Data entries
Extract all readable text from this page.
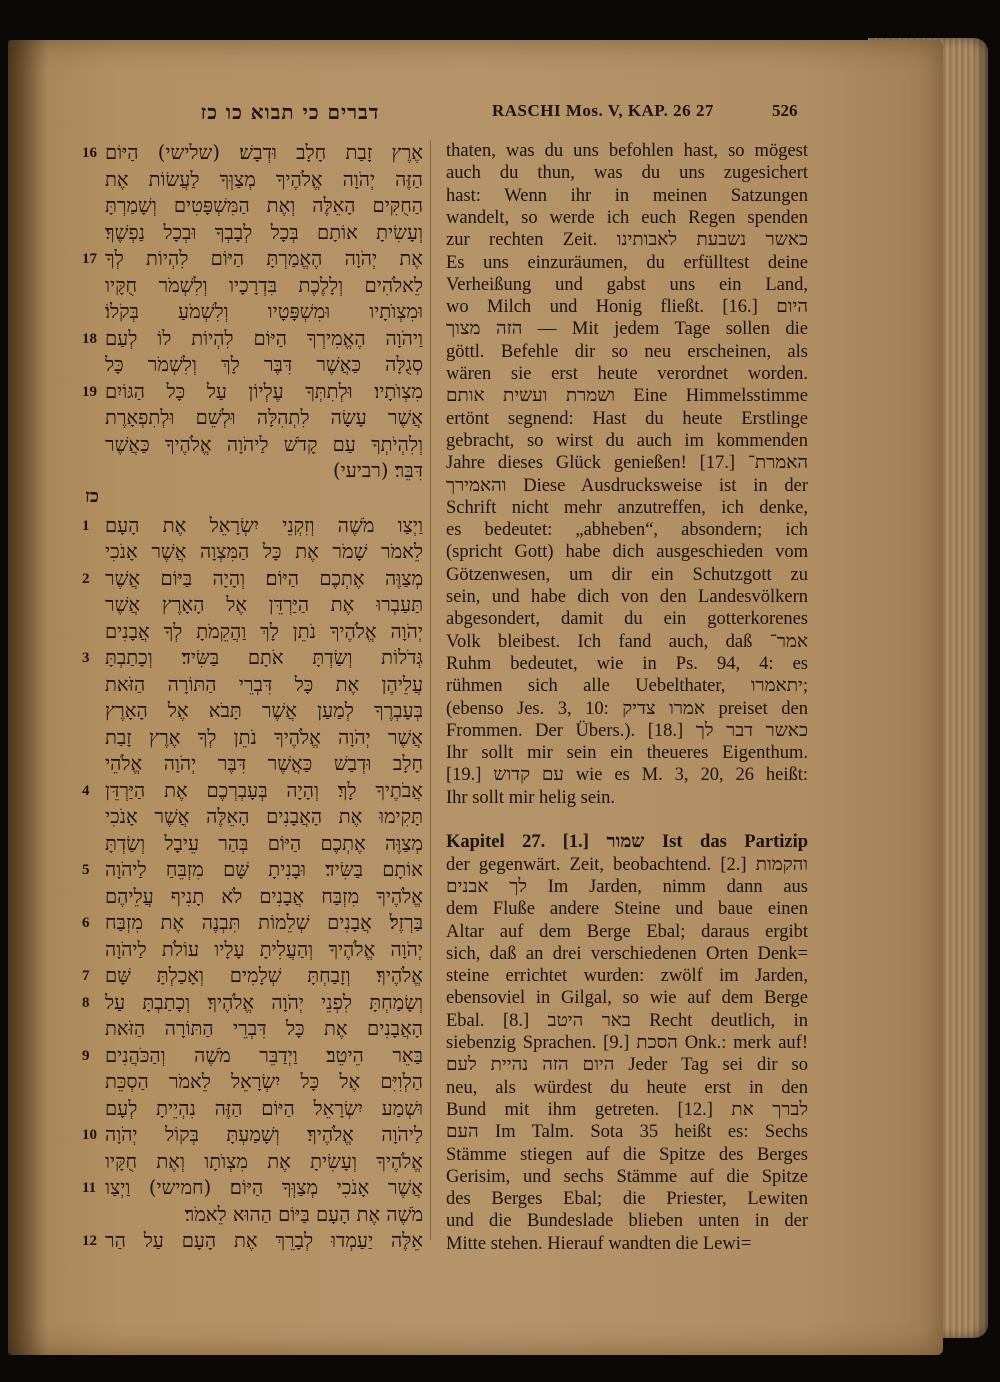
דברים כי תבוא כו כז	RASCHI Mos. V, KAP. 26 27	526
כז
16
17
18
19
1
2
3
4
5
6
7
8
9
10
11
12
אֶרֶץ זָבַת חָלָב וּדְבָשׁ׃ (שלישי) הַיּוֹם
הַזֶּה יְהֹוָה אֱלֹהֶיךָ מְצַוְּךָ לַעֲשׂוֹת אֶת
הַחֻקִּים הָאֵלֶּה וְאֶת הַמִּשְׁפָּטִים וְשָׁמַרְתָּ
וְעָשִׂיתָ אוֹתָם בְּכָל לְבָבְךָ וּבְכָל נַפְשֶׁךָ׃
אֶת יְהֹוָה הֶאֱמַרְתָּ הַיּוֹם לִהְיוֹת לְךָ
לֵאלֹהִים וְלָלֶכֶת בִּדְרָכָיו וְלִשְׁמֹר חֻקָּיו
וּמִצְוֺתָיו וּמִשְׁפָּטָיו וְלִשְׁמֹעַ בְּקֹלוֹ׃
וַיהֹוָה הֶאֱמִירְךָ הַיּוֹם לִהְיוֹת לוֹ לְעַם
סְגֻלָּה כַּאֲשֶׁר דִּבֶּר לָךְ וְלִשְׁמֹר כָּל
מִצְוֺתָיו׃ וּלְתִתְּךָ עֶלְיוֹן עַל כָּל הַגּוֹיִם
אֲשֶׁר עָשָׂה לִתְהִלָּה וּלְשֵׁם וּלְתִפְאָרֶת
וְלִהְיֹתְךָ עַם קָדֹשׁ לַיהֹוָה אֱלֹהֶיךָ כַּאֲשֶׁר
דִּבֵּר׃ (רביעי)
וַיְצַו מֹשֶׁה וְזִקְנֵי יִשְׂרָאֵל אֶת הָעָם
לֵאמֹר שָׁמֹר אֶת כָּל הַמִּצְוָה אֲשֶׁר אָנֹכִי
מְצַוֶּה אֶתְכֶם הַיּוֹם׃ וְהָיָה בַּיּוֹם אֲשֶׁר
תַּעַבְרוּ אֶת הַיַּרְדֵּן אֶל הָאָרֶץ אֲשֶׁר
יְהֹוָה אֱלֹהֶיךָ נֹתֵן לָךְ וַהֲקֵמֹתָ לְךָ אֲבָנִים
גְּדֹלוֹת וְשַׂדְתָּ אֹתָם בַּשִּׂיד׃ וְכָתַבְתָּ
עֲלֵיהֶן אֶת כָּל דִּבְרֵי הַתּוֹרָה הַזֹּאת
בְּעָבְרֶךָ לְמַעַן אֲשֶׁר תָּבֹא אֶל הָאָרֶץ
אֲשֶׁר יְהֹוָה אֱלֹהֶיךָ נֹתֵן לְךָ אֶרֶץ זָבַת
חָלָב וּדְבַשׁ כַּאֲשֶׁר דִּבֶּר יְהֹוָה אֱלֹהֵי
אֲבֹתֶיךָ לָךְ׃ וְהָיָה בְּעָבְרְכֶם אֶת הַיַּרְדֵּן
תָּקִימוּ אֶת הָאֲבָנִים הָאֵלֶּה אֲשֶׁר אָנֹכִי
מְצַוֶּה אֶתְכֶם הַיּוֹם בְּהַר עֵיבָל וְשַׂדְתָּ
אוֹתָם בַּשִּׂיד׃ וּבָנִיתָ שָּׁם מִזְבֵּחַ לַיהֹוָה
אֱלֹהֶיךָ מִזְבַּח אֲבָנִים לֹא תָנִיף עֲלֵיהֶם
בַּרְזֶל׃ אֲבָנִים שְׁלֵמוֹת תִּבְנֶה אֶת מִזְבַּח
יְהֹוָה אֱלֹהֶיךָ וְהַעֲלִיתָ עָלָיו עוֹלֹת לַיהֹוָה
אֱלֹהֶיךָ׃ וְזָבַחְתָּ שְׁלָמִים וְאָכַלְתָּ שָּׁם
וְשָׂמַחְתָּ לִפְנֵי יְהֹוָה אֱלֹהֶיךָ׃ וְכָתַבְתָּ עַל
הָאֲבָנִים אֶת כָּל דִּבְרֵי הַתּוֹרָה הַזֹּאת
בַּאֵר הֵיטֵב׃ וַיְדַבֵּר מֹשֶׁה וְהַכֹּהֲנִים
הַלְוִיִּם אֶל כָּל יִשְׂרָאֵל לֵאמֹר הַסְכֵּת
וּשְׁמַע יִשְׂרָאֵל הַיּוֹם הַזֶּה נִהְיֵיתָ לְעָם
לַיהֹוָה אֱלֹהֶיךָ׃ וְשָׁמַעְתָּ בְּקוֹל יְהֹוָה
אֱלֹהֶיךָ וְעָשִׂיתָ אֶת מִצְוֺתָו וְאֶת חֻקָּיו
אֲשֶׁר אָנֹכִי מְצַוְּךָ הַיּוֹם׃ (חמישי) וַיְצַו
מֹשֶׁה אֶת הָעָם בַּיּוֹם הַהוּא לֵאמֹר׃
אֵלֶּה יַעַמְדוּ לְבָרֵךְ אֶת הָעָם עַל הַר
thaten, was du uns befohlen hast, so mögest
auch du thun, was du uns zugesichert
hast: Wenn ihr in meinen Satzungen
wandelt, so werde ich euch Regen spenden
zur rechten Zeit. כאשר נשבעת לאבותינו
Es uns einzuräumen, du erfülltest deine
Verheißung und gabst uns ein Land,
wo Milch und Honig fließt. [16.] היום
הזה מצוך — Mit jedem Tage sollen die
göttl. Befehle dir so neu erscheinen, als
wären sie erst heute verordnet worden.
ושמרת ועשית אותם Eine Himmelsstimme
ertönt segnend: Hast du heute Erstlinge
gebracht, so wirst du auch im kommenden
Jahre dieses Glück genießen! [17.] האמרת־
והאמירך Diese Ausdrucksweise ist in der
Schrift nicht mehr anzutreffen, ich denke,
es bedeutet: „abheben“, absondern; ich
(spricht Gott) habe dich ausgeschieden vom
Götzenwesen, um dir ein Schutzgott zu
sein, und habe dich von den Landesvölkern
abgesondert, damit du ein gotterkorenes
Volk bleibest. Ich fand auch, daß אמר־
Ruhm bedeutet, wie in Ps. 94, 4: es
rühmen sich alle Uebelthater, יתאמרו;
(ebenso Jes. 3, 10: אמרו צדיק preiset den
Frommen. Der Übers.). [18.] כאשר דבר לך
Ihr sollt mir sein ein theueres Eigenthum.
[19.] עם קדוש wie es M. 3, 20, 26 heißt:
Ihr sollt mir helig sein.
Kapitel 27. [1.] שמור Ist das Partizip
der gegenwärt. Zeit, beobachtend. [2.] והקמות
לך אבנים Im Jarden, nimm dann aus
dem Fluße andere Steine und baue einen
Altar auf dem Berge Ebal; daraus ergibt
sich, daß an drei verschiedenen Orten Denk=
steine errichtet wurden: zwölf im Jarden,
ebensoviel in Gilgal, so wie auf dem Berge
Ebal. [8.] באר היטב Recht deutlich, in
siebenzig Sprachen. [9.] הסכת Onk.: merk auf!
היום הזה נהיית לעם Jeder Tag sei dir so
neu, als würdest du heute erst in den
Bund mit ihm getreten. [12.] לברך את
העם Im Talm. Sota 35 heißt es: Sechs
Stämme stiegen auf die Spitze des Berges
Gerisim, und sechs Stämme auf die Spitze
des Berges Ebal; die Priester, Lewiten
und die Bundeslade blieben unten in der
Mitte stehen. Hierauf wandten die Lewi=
--
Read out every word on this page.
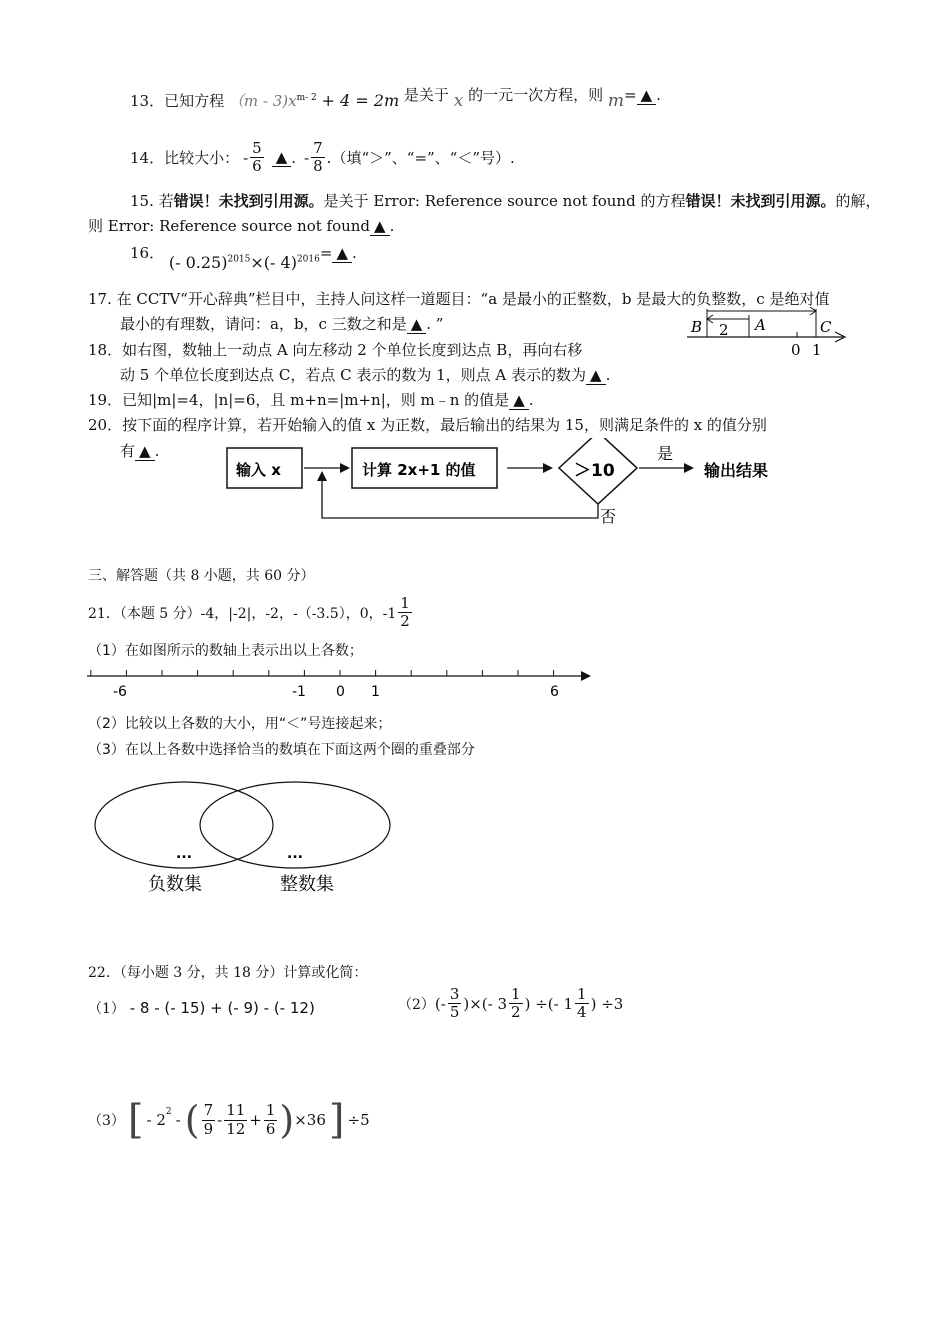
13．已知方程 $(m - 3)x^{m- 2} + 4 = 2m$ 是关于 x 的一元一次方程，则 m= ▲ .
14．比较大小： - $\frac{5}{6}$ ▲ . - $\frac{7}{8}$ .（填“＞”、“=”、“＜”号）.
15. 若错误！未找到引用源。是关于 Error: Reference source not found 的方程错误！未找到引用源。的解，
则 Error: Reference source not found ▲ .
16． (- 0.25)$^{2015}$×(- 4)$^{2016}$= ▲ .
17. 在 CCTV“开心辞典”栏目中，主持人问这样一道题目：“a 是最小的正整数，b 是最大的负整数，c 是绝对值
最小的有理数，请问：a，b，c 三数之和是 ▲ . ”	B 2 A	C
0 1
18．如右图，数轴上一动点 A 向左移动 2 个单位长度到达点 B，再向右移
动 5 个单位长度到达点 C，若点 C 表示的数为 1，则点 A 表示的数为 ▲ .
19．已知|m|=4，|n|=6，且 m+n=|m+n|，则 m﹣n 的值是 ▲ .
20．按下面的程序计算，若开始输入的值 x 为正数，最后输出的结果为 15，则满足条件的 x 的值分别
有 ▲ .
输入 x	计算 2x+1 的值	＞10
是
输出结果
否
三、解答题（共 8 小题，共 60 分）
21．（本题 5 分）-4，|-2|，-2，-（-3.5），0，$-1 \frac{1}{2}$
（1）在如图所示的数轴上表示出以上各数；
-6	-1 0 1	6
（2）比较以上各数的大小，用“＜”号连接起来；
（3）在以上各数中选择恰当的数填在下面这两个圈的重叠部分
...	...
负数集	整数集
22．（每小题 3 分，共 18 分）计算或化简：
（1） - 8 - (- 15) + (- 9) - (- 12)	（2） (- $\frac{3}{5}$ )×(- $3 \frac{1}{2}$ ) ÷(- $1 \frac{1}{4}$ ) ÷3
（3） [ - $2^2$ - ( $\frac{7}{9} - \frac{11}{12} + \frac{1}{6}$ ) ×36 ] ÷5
...
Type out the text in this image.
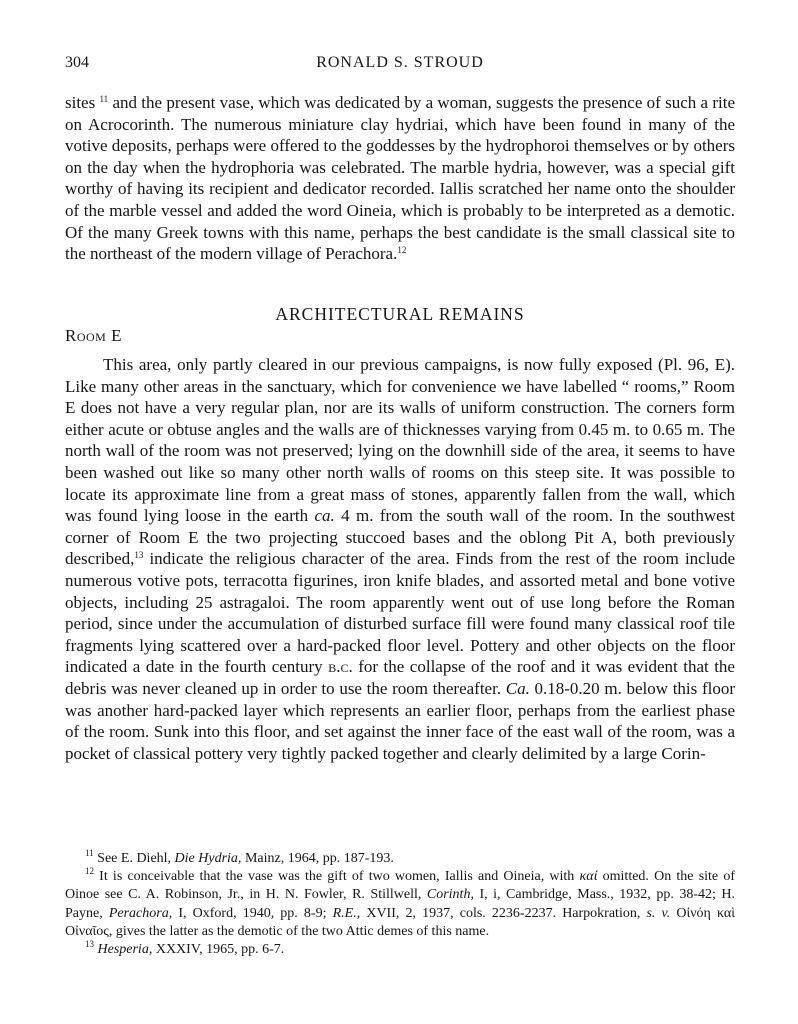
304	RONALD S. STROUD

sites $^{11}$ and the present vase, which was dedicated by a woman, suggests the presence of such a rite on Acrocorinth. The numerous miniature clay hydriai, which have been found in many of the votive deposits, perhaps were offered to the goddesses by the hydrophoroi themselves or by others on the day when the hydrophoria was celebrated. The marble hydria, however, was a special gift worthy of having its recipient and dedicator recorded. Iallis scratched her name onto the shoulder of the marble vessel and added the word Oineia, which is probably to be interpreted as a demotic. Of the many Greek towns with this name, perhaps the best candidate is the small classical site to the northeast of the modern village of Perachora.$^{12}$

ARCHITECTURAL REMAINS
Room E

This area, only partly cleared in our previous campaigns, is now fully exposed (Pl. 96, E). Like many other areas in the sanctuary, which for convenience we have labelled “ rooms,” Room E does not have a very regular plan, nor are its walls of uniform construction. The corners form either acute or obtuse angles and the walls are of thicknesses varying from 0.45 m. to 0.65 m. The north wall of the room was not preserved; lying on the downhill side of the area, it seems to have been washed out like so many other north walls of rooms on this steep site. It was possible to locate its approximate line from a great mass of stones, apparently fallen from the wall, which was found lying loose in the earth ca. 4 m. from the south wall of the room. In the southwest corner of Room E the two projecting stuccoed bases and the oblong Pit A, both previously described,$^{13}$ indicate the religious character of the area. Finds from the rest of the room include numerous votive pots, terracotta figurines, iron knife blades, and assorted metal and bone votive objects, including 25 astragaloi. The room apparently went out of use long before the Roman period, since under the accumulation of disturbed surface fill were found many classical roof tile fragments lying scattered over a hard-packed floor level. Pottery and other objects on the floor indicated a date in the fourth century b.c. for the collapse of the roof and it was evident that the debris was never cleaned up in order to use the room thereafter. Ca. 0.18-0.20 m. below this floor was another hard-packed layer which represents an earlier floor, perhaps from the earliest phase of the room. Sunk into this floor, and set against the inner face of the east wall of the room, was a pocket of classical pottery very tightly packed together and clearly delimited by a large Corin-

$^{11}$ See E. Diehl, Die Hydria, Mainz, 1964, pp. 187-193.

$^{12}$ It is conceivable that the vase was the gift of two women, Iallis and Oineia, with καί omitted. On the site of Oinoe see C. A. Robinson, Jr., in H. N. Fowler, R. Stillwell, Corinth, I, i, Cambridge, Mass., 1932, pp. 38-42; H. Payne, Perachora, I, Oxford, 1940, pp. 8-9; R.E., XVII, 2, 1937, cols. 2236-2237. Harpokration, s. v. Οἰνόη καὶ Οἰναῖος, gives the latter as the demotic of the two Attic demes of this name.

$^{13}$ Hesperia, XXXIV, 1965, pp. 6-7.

Set task:
Across the records, count the lines holding the string "Ebal". Give the number and stop.

Written response:
3